Count how many lines in the material below hold the word "smaller"; the reply is that number alone.

(Dataset entries)
[Start]

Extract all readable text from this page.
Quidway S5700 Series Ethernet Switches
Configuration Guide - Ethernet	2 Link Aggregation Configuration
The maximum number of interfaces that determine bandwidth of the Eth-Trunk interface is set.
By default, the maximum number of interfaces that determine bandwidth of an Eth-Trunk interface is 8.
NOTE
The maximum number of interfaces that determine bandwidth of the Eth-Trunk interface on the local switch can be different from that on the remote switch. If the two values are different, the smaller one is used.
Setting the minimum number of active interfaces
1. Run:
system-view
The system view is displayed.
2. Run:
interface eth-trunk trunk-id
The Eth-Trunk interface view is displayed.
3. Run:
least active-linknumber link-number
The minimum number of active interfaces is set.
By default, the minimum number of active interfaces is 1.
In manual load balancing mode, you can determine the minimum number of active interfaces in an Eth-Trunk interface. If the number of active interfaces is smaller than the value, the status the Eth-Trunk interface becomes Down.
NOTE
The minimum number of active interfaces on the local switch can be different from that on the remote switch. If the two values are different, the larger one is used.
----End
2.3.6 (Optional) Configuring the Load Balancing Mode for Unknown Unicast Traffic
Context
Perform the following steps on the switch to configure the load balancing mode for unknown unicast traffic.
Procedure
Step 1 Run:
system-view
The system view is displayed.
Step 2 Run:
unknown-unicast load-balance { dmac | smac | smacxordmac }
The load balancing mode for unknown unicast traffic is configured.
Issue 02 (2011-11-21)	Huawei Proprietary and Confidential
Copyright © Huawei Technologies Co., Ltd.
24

[End]

EXPECTED ANSWER: 2